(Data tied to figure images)

============

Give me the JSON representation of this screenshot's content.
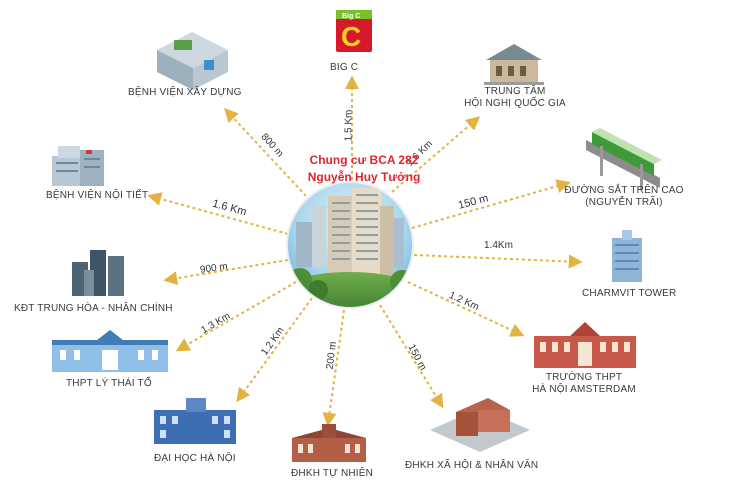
{
  "center": {
    "title_line1": "Chung cư BCA 282",
    "title_line2": "Nguyễn Huy Tưởng"
  },
  "destinations": [
    {
      "id": "big-c",
      "label": "BIG C",
      "distance": "1.5 Km"
    },
    {
      "id": "trung-tam-hoi-nghi",
      "label_line1": "TRUNG TÂM",
      "label_line2": "HỘI NGHỊ QUỐC GIA",
      "distance": "1.6 Km"
    },
    {
      "id": "duong-sat",
      "label_line1": "ĐƯỜNG SẮT TRÊN CAO",
      "label_line2": "(NGUYỄN TRÃI)",
      "distance": "150 m"
    },
    {
      "id": "charmvit",
      "label": "CHARMVIT TOWER",
      "distance": "1.4Km"
    },
    {
      "id": "amsterdam",
      "label_line1": "TRƯỜNG THPT",
      "label_line2": "HÀ NỘI AMSTERDAM",
      "distance": "1.2 Km"
    },
    {
      "id": "dhkh-xa-hoi",
      "label": "ĐHKH XÃ HỘI & NHÂN VĂN",
      "distance": "150 m"
    },
    {
      "id": "dhkh-tu-nhien",
      "label": "ĐHKH TỰ NHIÊN",
      "distance": "200 m"
    },
    {
      "id": "dai-hoc-ha-noi",
      "label": "ĐẠI HỌC HÀ NỘI",
      "distance": "1.2 Km"
    },
    {
      "id": "thpt-ly-thai-to",
      "label": "THPT LÝ THÁI TỔ",
      "distance": "1.3 Km"
    },
    {
      "id": "kdt-trung-hoa",
      "label": "KĐT TRUNG HÒA - NHÂN CHÍNH",
      "distance": "900 m"
    },
    {
      "id": "benh-vien-noi-tiet",
      "label": "BỆNH VIỆN NỘI TIẾT",
      "distance": "1.6 Km"
    },
    {
      "id": "benh-vien-xay-dung",
      "label": "BỆNH VIỆN XÂY DỰNG",
      "distance": "800 m"
    }
  ],
  "icons": {
    "big_c_logo_text": "Big C",
    "colors": {
      "arrow": "#e3b341",
      "title": "#e0262b",
      "bigc_red": "#d7182a",
      "bigc_green": "#7bbf29"
    }
  }
}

============

### [Given request]
Except for the pictures, copy every line of the records above exactly.

### [The completed task]
Give me the JSON representation of this screenshot's content.
{
  "center": {
    "title_line1": "Chung cư BCA 282",
    "title_line2": "Nguyễn Huy Tưởng"
  },
  "destinations": [
    {
      "id": "big-c",
      "label": "BIG C",
      "distance": "1.5 Km"
    },
    {
      "id": "trung-tam-hoi-nghi",
      "label_line1": "TRUNG TÂM",
      "label_line2": "HỘI NGHỊ QUỐC GIA",
      "distance": "1.6 Km"
    },
    {
      "id": "duong-sat",
      "label_line1": "ĐƯỜNG SẮT TRÊN CAO",
      "label_line2": "(NGUYỄN TRÃI)",
      "distance": "150 m"
    },
    {
      "id": "charmvit",
      "label": "CHARMVIT TOWER",
      "distance": "1.4Km"
    },
    {
      "id": "amsterdam",
      "label_line1": "TRƯỜNG THPT",
      "label_line2": "HÀ NỘI AMSTERDAM",
      "distance": "1.2 Km"
    },
    {
      "id": "dhkh-xa-hoi",
      "label": "ĐHKH XÃ HỘI & NHÂN VĂN",
      "distance": "150 m"
    },
    {
      "id": "dhkh-tu-nhien",
      "label": "ĐHKH TỰ NHIÊN",
      "distance": "200 m"
    },
    {
      "id": "dai-hoc-ha-noi",
      "label": "ĐẠI HỌC HÀ NỘI",
      "distance": "1.2 Km"
    },
    {
      "id": "thpt-ly-thai-to",
      "label": "THPT LÝ THÁI TỔ",
      "distance": "1.3 Km"
    },
    {
      "id": "kdt-trung-hoa",
      "label": "KĐT TRUNG HÒA - NHÂN CHÍNH",
      "distance": "900 m"
    },
    {
      "id": "benh-vien-noi-tiet",
      "label": "BỆNH VIỆN NỘI TIẾT",
      "distance": "1.6 Km"
    },
    {
      "id": "benh-vien-xay-dung",
      "label": "BỆNH VIỆN XÂY DỰNG",
      "distance": "800 m"
    }
  ],
  "icons": {
    "big_c_logo_text": "Big C",
    "colors": {
      "arrow": "#e3b341",
      "title": "#e0262b",
      "bigc_red": "#d7182a",
      "bigc_green": "#7bbf29"
    }
  }
}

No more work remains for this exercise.